-- START OF Given passage --
GALATIANS: Baker Exegetical Commentary on the New Testament, by Douglas J. Moo

Published on August 26, 2014 by Fred Zaspel

Baker Academic, 2013 | 496 pages

The name Douglas Moo is a familiar one to student of the New Testament everywhere, and just as the arrival of his famous NIC commentary on Romans was a landmark event, so now we expect the same with the arrival of his BEC commentary on Galatians. He has a proven track-record of careful, reliable exegesis, and this latest contribution we expect will set the new standard.

          Dr. Moo is with us today to talk about his new Galatians commentary, and thanks to Dr. Jarvis Williams, our review editor for New Testament, for submitting these helpful interview questions. 


Books At a Glance:
Why write yet another commentary on Galatians (I’m writing one too!!)?

Moo: 
Selfishly, I like writing commentaries! – so I leaped at the opportunity to write another one. But, taking a broader perspective, I thought that it might be useful to contribute something to the continuing debate about the argument of Galatians with respect to the so-called “old” and “new” perspectives. I tried to work out some answers to this issue in my work on Romans, but Galatians presents its own set of challenges, with an argument more focused on Jewish legal issues and therefore more apparently open to a new perspective approach than Romans.
-- END OF Given passage --
**Given exercise 1**. In the records, convert everything from the line containing "bar-efect-iiq bbox=[242, 176, 274, 381]" down to the line containing "x-tick-label: Enero bbox=[210, 390, 242, 404]" into a Markdown table with the columns Entry and Content. Number each line in Entry and skip any blank lines.
**Given exercise 2**. Carry on the interview about Douglas Moo's Galatians commentary from its last sentence.
The text and the records have no connection to each other.
-- START OF Record extracts --
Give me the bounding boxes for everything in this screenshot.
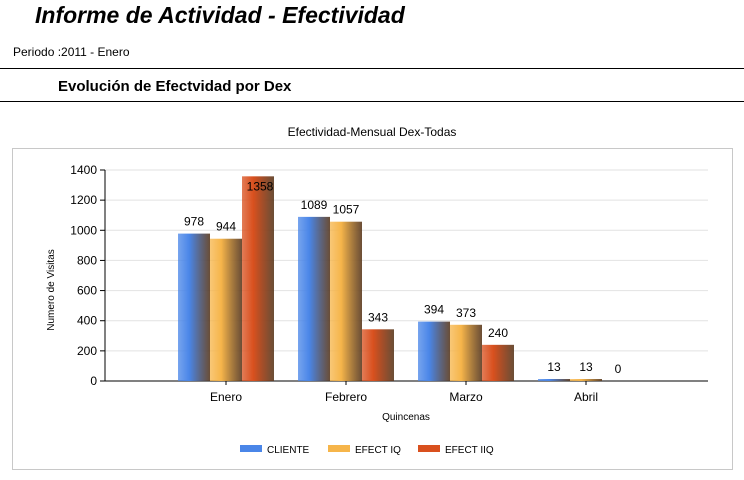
bar-efect-iiq bbox=[242, 176, 274, 381]
legend-swatch bbox=[240, 445, 262, 452]
y-tick-label: 200 bbox=[77, 344, 97, 358]
bar-efect-iiq bbox=[362, 329, 394, 381]
y-tick-label: 800 bbox=[77, 253, 97, 267]
x-tick-label: Abril bbox=[574, 390, 598, 404]
bar-efect-iq bbox=[450, 324, 482, 381]
legend-label: CLIENTE bbox=[267, 445, 310, 456]
legend-label: EFECT IQ bbox=[355, 445, 401, 456]
chart-frame bbox=[12, 148, 733, 470]
data-label: 13 bbox=[579, 360, 593, 374]
bar-efect-iq bbox=[330, 221, 362, 381]
bar-efect-iiq bbox=[482, 344, 514, 381]
data-label: 373 bbox=[456, 306, 476, 320]
x-tick-label: Enero bbox=[210, 390, 242, 404]
data-labels: 978 944 1358 1089 1057 343 394 373 240 13 13 0 bbox=[184, 179, 622, 376]
bar-cliente bbox=[418, 321, 450, 381]
y-tick-label: 1400 bbox=[70, 163, 97, 177]
x-tick-label: Febrero bbox=[325, 390, 367, 404]
legend-label: EFECT IIQ bbox=[445, 445, 494, 456]
header-divider-top bbox=[0, 68, 744, 69]
y-axis-title: Numero de Visitas bbox=[46, 249, 57, 331]
data-label: 1358 bbox=[247, 179, 274, 193]
legend-swatch bbox=[418, 445, 440, 452]
data-label: 343 bbox=[368, 310, 388, 324]
chart-title: Efectividad-Mensual Dex-Todas bbox=[287, 125, 457, 139]
data-label: 394 bbox=[424, 303, 444, 317]
y-tick-label: 1200 bbox=[70, 193, 97, 207]
data-label: 0 bbox=[615, 362, 622, 376]
y-tick-label: 1000 bbox=[70, 223, 97, 237]
data-label: 1057 bbox=[333, 203, 360, 217]
x-tick-label: Marzo bbox=[449, 390, 483, 404]
period-label: Periodo :2011 - Enero bbox=[13, 45, 130, 59]
legend-swatch bbox=[328, 445, 350, 452]
data-label: 13 bbox=[547, 360, 561, 374]
section-title: Evolución de Efectvidad por Dex bbox=[58, 78, 292, 95]
legend: CLIENTE EFECT IQ EFECT IIQ bbox=[240, 445, 494, 456]
y-tick-label: 400 bbox=[77, 314, 97, 328]
x-axis-title: Quincenas bbox=[382, 412, 430, 423]
axes: 0 200 400 600 800 1000 1200 1400 Enero Febrero Mar… bbox=[70, 163, 708, 404]
data-label: 944 bbox=[216, 220, 236, 234]
y-tick-label: 0 bbox=[90, 374, 97, 388]
bar-cliente bbox=[538, 379, 570, 381]
y-tick-label: 600 bbox=[77, 284, 97, 298]
bar-cliente bbox=[298, 216, 330, 381]
bar-efect-iq bbox=[570, 379, 602, 381]
data-label: 240 bbox=[488, 326, 508, 340]
data-label: 978 bbox=[184, 215, 204, 229]
data-label: 1089 bbox=[301, 198, 328, 212]
header-divider-bottom bbox=[0, 101, 744, 102]
report-title: Informe de Actividad - Efectividad bbox=[35, 2, 405, 28]
bar-cliente bbox=[178, 233, 210, 381]
bars bbox=[178, 176, 602, 381]
bar-efect-iq bbox=[210, 238, 242, 381]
-- END OF Record extracts --
**Task output 1**.
| Entry | Content |
|---|---|
| 1 | bar-efect-iiq bbox=[242, 176, 274, 381] |
| 2 | legend-swatch bbox=[240, 445, 262, 452] |
| 3 | y-tick-label: 200 bbox=[77, 344, 97, 358] |
| 4 | bar-efect-iiq bbox=[362, 329, 394, 381] |
| 5 | y-tick-label: 800 bbox=[77, 253, 97, 267] |
| 6 | x-tick-label: Abril bbox=[574, 390, 598, 404] |
| 7 | bar-efect-iq bbox=[450, 324, 482, 381] |
| 8 | legend-label: CLIENTE bbox=[267, 445, 310, 456] |
| 9 | legend-label: EFECT IQ bbox=[355, 445, 401, 456] |
| 10 | chart-frame bbox=[12, 148, 733, 470] |
| 11 | data-label: 13 bbox=[579, 360, 593, 374] |
| 12 | bar-efect-iq bbox=[330, 221, 362, 381] |
| 13 | bar-efect-iiq bbox=[482, 344, 514, 381] |
| 14 | data-label: 373 bbox=[456, 306, 476, 320] |
| 15 | x-tick-label: Enero bbox=[210, 390, 242, 404] |

**Task output 2**.
Books At a Glance:
You’ve become quite famous for your Romans commentary. Is there anything about Paul’s soteriology that you’ve modified in your Galatians commentary in comparison to something you may have written in your Romans commentary (e.g. Justification, law)?

Moo:
I am either unimaginative or stubborn (or both!), but I have not changed much in my “take” on Paul’s soteriology – except at one point. When I wrote my Romans commentary, I took what might be called a “standard” Reformation approach, arguing that Paul sees justification as a definitive, once-for-all verdict pronounced at the time of conversion. And texts such as Rom. 5:1 and 5:9 can certainly support such a view. But as I entered deeply into the argument of Galatians, and especially the exegesis of 5:2-6, I began to see a different perspective. Here, I concluded, Paul suggests that “righteousness” (the verdict of “being justified”) is pronounced in the future for the believer. This future element of justification also seemed to me to make sense in the context of the argument of Galatians generally. So I am working to integrate this future aspect of justification (a perspective we find also, I think, in James 2) into my overall understanding of justification in Paul. Of course, it should be said that, as R. Gaffin has pointed out, a future element of justification has had a solid place in certain strands of Reformation theology – so I don’t think I am departing from the tradition. But the integration of this future aspect with the pretty clear suggestion of a definitive verdict at conversion is a challenge.


Books At a Glance:
Now that your commentary on Galatians is finished, what passage or issue do you wish you could have given more attention to in the commentary?

Moo: 
I discover my failures adequately to understand texts when I have to teach them and I find myself incoherently wandering around without a clear and convincing conclusion. In teaching Galatians since I wrote the commentary, I have felt this lack of clarity especially in explanations of Gal. 5:17. This is a notoriously tough text, and I am not sure that I have been able to explain it very well.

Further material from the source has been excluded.